▶ To do
Transcribe all of the material exactly, except for its pictures.

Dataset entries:

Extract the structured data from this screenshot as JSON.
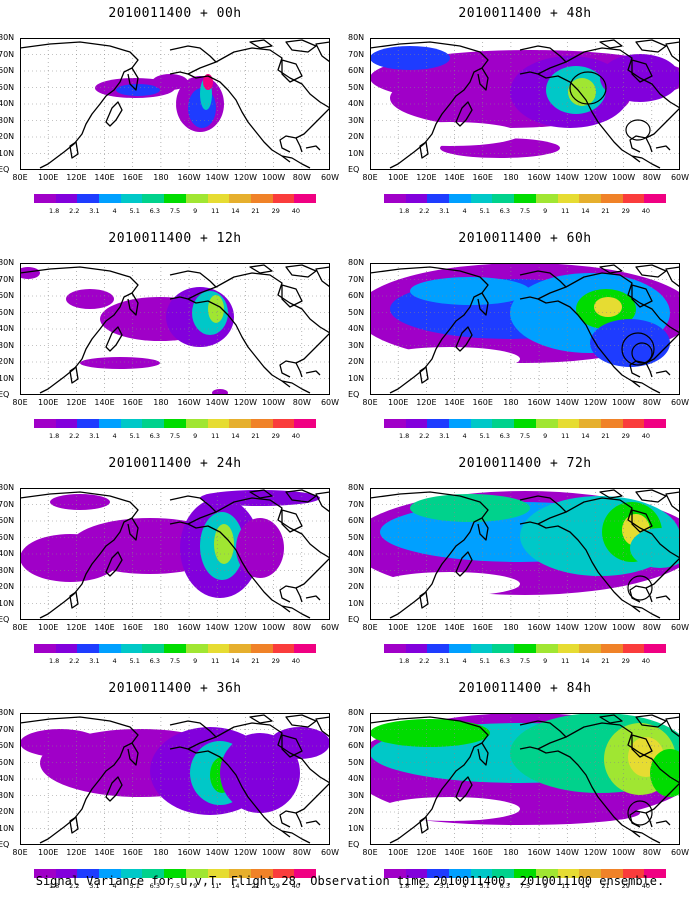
{
  "caption": "Signal Variance for u,v,T. Flight 28. Observation time 2010011400. 2010011100 ensemble.",
  "lat_labels": [
    "80N",
    "70N",
    "60N",
    "50N",
    "40N",
    "30N",
    "20N",
    "10N",
    "EQ"
  ],
  "lon_labels": [
    "80E",
    "100E",
    "120E",
    "140E",
    "160E",
    "180",
    "160W",
    "140W",
    "120W",
    "100W",
    "80W",
    "60W"
  ],
  "colorbar": {
    "labels": [
      "1.8",
      "2.2",
      "3.1",
      "4",
      "5.1",
      "6.3",
      "7.5",
      "9",
      "11",
      "14",
      "21",
      "29",
      "40"
    ],
    "colors": [
      "#a000c8",
      "#8200dc",
      "#1e3cff",
      "#00a0ff",
      "#00c8c8",
      "#00d28c",
      "#00dc00",
      "#a0e632",
      "#e6dc32",
      "#e6af2d",
      "#f08228",
      "#fa3c3c",
      "#f00082"
    ]
  },
  "panels": [
    {
      "title": "2010011400 + 00h",
      "intensity": 0
    },
    {
      "title": "2010011400 + 12h",
      "intensity": 1
    },
    {
      "title": "2010011400 + 24h",
      "intensity": 2
    },
    {
      "title": "2010011400 + 36h",
      "intensity": 3
    },
    {
      "title": "2010011400 + 48h",
      "intensity": 4
    },
    {
      "title": "2010011400 + 60h",
      "intensity": 5
    },
    {
      "title": "2010011400 + 72h",
      "intensity": 6
    },
    {
      "title": "2010011400 + 84h",
      "intensity": 7
    }
  ]
}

▶ Worked answer
Extract the structured data from this screenshot as JSON.
{
  "caption": "Signal Variance for u,v,T. Flight 28. Observation time 2010011400. 2010011100 ensemble.",
  "lat_labels": [
    "80N",
    "70N",
    "60N",
    "50N",
    "40N",
    "30N",
    "20N",
    "10N",
    "EQ"
  ],
  "lon_labels": [
    "80E",
    "100E",
    "120E",
    "140E",
    "160E",
    "180",
    "160W",
    "140W",
    "120W",
    "100W",
    "80W",
    "60W"
  ],
  "colorbar": {
    "labels": [
      "1.8",
      "2.2",
      "3.1",
      "4",
      "5.1",
      "6.3",
      "7.5",
      "9",
      "11",
      "14",
      "21",
      "29",
      "40"
    ],
    "colors": [
      "#a000c8",
      "#8200dc",
      "#1e3cff",
      "#00a0ff",
      "#00c8c8",
      "#00d28c",
      "#00dc00",
      "#a0e632",
      "#e6dc32",
      "#e6af2d",
      "#f08228",
      "#fa3c3c",
      "#f00082"
    ]
  },
  "panels": [
    {
      "title": "2010011400 + 00h",
      "intensity": 0
    },
    {
      "title": "2010011400 + 12h",
      "intensity": 1
    },
    {
      "title": "2010011400 + 24h",
      "intensity": 2
    },
    {
      "title": "2010011400 + 36h",
      "intensity": 3
    },
    {
      "title": "2010011400 + 48h",
      "intensity": 4
    },
    {
      "title": "2010011400 + 60h",
      "intensity": 5
    },
    {
      "title": "2010011400 + 72h",
      "intensity": 6
    },
    {
      "title": "2010011400 + 84h",
      "intensity": 7
    }
  ]
}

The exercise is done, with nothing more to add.